* BEGIN WORKING DATA *
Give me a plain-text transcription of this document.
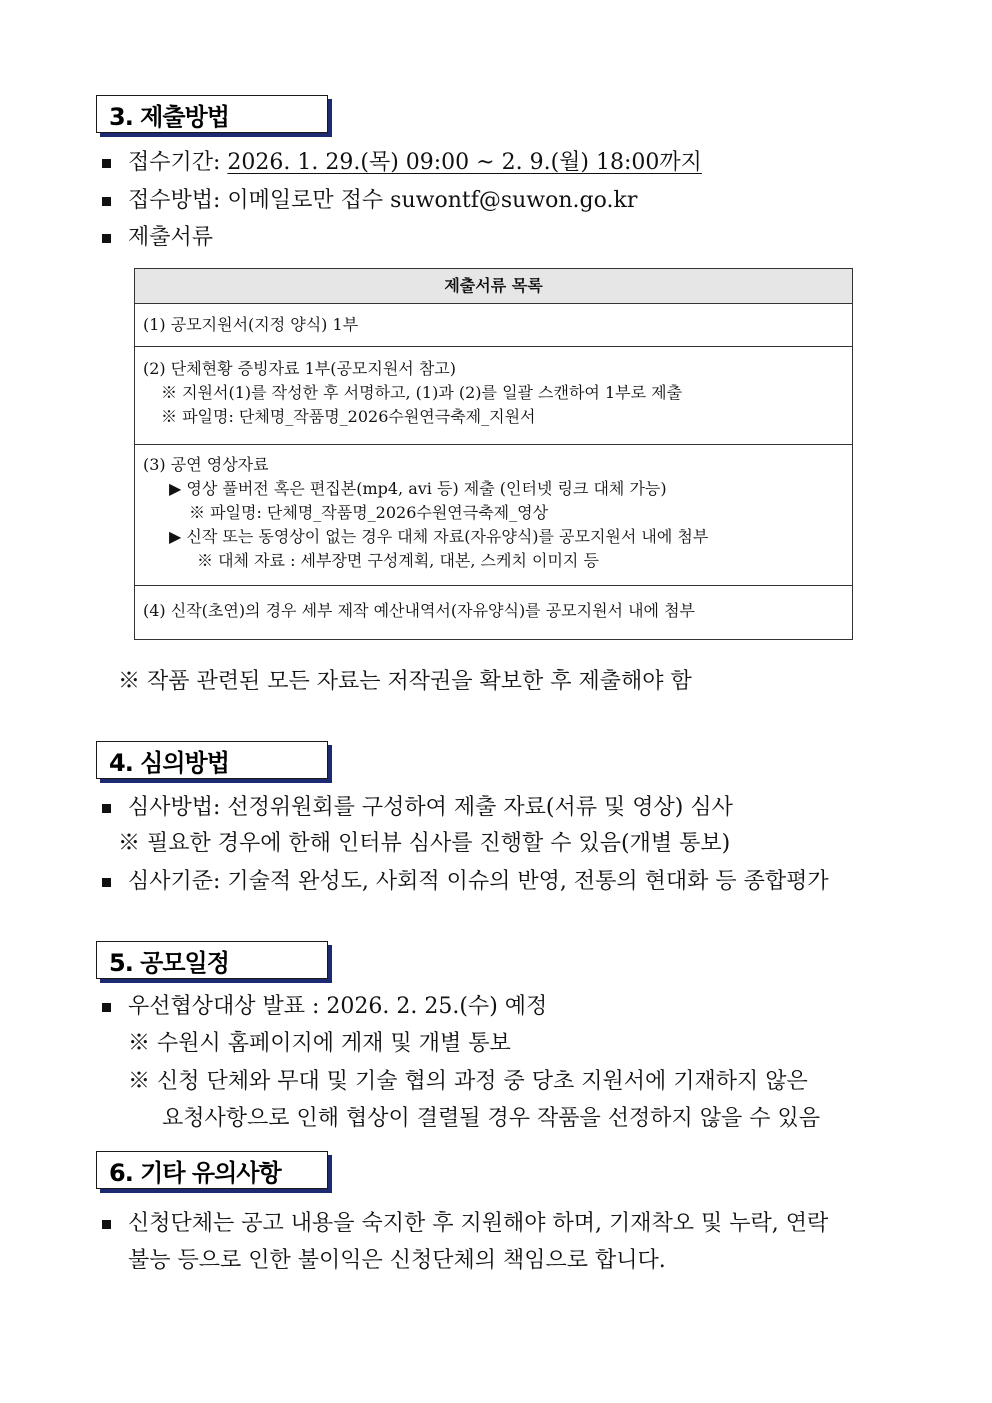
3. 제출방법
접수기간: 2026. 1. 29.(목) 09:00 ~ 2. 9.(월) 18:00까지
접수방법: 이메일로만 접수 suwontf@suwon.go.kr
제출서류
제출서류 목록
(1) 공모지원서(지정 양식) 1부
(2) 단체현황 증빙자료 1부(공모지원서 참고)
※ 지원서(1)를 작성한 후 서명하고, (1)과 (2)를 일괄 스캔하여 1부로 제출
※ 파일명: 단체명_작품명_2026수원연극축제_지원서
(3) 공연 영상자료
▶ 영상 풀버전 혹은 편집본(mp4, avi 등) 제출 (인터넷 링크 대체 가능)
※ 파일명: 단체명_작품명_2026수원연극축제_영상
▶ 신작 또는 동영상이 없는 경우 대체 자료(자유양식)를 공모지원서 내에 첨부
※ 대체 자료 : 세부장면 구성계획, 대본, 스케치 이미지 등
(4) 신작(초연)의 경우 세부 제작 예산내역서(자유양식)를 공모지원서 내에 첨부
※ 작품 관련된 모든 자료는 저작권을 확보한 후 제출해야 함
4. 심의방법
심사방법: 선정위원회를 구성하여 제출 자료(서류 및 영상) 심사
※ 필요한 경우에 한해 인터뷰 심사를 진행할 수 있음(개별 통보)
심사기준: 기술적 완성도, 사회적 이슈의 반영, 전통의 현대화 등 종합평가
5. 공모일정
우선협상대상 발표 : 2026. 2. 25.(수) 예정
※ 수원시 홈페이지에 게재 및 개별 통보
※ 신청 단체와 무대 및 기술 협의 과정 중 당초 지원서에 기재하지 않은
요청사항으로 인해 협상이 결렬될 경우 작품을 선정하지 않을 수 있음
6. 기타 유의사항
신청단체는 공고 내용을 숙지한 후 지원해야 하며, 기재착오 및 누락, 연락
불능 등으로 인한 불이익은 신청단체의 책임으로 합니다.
* END WORKING DATA *
**WHAT THIS TASK INVOLVES:** List all lines where "공모지원서" occurs.

**SOLUTION TO THIS TASK:**
(1) 공모지원서(지정 양식) 1부
(2) 단체현황 증빙자료 1부(공모지원서 참고)
▶ 신작 또는 동영상이 없는 경우 대체 자료(자유양식)를 공모지원서 내에 첨부
(4) 신작(초연)의 경우 세부 제작 예산내역서(자유양식)를 공모지원서 내에 첨부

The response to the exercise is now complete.